### SOURCE DOCUMENT
NORTHERN INDIANA PUBLIC SERVICE COMPANY, PETITIONER,
v.
FEDERAL ENERGY REGULATORY COMMISSION, RESPONDENT; INTERSTATE POWER COMPANY, PETITIONER, V. FEDERAL ENERGY REGULATORY COMMISSION, RESPONDENT; IOWA GAS COMPANY, PETITIONER, V. FEDERAL ENERGY REGULATORY COMMISSION, RESPONDENT



Petitions for Review of Orders of the Federal Energy Regulatory Commission.

Author: Swygert

Before ESCHBACH and COFFEY, Circuit Judges, and SWYGERT, Senior Circuit Judge.

SWYGERT, Senior Circuit Judge.

Three natural gas distribution companies, Northern Indiana Public Service Company ("NIPSCO"), Interstate Power Company ("Interstate"), and Iowa Gas Company ("Iowa Gas"), petition this court to review three orders*fn1 and denials of petitions for rehearing of those orders*fn2 of the Federal Energy Regulatory Commission ("the Commission") that relate to the Commission's approval of a new rate design for the Natural Gas Pipeline Company of America ("Natural") system.*fn3 NIPSCO complains that the new rate design is not supported by substantial evidence and results in rates that are unjust, unreasonable, and discriminatory. Interstate complains about the Commission's refusal to reopen the record to reevaluate the rate design, and Iowa Gas argues that the Commission should have conducted an investigation into alleged irregularities in Natural's implementation of the new rate design.

This court has jurisdiction to decide these petitions for review pursuant to section 19(b) of the Natural Gas Act ("the Act"), 15 U.S.C. ยง 717r(b) (1982). We affirm the Commission's approval of the new rate design and its refusal to reopen the record. We vacate, however, the Commission's order refusing Iowa Gas' request for an investigation, and we remand for reconsideration.

I

Natural is a major interstate natural gas pipeline company serving markets in Indiana, Iowa, Illinois, and Missouri and is subject to the Commission's jurisdiction under the Act. Natural sells gas to forty-nine wholesale ("jurisdictional") customers under six different rate schedules (e.g., DMQ-1, G-1, E-1, AOR, WS-1, and WS-2).*fn4 These customers are generally intrastate distribution companies that resell the gas to residential and commercial customers at rates regulated by state energy commissions. Of these forty-nine customers, fifteen are large purchasers under the DMQ-1 rate schedule, the rate schedule at issue in this case. These fifteen wholesalers under the DMQ-1 schedule (e.g., Illinois Power Co., Interstate Power Co., Iowa Electric Light and Power Co., Iowa-Illinois Gas and Electric Co., Mississippi River Transportation Corp., North Shore Gas Co., NIGAS, NIPSCO, Peoples Gas, Associated Natural Gas Co., Iowa Gas., Iowa Southern Utilities Co., Nebraska City, Nebraska, Salem, Illinois, and Wisconsin Southern Gas Co.) account for approximately 93% of Natural's sales of natural gas. Only one percent of Natural's sales are to direct industrial customers, known as "non-jurisdictional" customers.

### INFORMATION SHOWN
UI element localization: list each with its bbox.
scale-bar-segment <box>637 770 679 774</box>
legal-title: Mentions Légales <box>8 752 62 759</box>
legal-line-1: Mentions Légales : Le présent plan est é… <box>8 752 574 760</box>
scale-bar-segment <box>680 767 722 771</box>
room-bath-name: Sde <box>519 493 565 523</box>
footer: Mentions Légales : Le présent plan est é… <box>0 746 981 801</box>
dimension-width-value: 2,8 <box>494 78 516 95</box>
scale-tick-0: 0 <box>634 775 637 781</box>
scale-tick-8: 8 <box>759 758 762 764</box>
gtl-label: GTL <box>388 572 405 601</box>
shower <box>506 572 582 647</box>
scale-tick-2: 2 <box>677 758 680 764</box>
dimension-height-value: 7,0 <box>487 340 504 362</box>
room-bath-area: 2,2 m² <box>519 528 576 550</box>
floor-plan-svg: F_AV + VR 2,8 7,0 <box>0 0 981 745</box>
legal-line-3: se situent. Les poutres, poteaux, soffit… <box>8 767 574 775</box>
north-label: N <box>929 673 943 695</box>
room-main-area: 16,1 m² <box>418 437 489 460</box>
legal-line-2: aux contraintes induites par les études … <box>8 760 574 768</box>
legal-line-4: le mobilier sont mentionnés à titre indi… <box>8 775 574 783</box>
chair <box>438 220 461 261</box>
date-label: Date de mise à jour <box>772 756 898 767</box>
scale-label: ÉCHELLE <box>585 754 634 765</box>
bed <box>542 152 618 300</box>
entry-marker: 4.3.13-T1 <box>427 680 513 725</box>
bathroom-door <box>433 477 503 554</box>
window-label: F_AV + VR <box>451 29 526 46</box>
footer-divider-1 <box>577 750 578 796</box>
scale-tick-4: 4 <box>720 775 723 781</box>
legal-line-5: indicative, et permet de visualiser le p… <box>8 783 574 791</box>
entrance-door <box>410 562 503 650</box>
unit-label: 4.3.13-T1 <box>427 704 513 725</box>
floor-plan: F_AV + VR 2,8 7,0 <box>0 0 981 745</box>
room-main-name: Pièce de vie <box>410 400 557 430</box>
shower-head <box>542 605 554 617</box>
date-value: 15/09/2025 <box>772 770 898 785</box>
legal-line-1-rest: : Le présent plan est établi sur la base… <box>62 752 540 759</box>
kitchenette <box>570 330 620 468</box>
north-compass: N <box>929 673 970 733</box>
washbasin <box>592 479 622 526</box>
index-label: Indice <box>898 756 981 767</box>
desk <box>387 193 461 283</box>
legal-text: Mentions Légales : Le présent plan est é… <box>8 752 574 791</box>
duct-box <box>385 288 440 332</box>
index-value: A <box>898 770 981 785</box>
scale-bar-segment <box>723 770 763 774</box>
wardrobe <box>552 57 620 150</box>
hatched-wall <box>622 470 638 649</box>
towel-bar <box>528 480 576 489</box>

### PROBLEMS AND TASKS
A. Please return, word for word, the part of the court opinion that opens with the words containing "FEDERAL ENERGY REGULATORY COMMISSION, RESPONDENT; INTERSTATE" and closes with "Energy Regulatory Commission.".
B. In one to three sentences, state what the court opinion gives as the basis for the court's jurisdiction to decide the three petitions for review.

### RESPONSES
A.
FEDERAL ENERGY REGULATORY COMMISSION, RESPONDENT; INTERSTATE POWER COMPANY, PETITIONER, V. FEDERAL ENERGY REGULATORY COMMISSION, RESPONDENT; IOWA GAS COMPANY, PETITIONER, V. FEDERAL ENERGY REGULATORY COMMISSION, RESPONDENT



Petitions for Review of Orders of the Federal Energy Regulatory Commission.

B. The court has jurisdiction to decide the petitions under section 19(b) of the Natural Gas Act.